**EXERCISE**
Edit the listing below so that "schematic partial view" becomes "simplified partial view", leaving everything else unchanged and omitting the pictures from your answer.

** start **

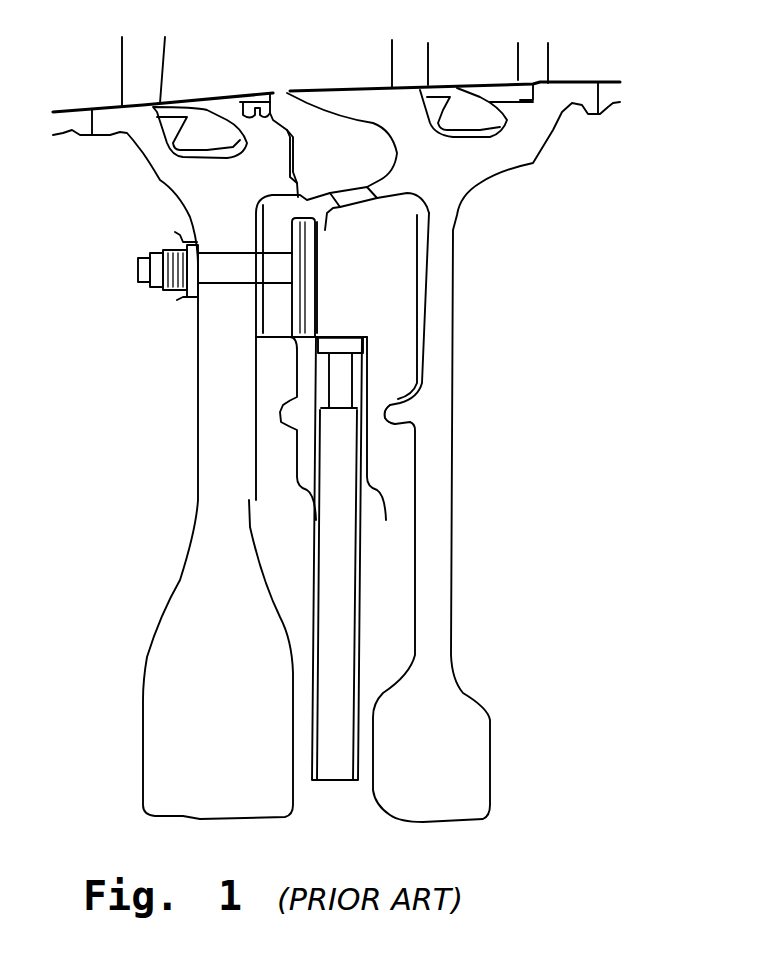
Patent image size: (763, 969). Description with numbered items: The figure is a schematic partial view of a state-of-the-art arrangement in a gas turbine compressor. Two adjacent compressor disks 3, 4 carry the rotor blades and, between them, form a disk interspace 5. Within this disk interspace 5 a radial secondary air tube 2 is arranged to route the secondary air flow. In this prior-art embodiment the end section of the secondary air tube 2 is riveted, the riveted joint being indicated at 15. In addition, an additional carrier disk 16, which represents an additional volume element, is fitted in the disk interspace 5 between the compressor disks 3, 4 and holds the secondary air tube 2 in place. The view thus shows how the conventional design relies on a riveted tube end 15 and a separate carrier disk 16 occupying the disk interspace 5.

The secondary air tube 2 is at (360, 660).
The compressor disk 3 is at (193, 605).
The compressor disk 4 is at (433, 568).
The disk interspace 5 is at (283, 525).
The riveted end section 15 is at (380, 345).
The additional carrier disk 16 is at (403, 421).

** end **

**EXERCISE SOLUTION**
Patent image size: (763, 969). Description with numbered items: The figure is a simplified partial view of a state-of-the-art arrangement in a gas turbine compressor. Two adjacent compressor disks 3, 4 carry the rotor blades and, between them, form a disk interspace 5. Within this disk interspace 5 a radial secondary air tube 2 is arranged to route the secondary air flow. In this prior-art embodiment the end section of the secondary air tube 2 is riveted, the riveted joint being indicated at 15. In addition, an additional carrier disk 16, which represents an additional volume element, is fitted in the disk interspace 5 between the compressor disks 3, 4 and holds the secondary air tube 2 in place. The view thus shows how the conventional design relies on a riveted tube end 15 and a separate carrier disk 16 occupying the disk interspace 5.

The secondary air tube 2 is at (360, 660).
The compressor disk 3 is at (193, 605).
The compressor disk 4 is at (433, 568).
The disk interspace 5 is at (283, 525).
The riveted end section 15 is at (380, 345).
The additional carrier disk 16 is at (403, 421).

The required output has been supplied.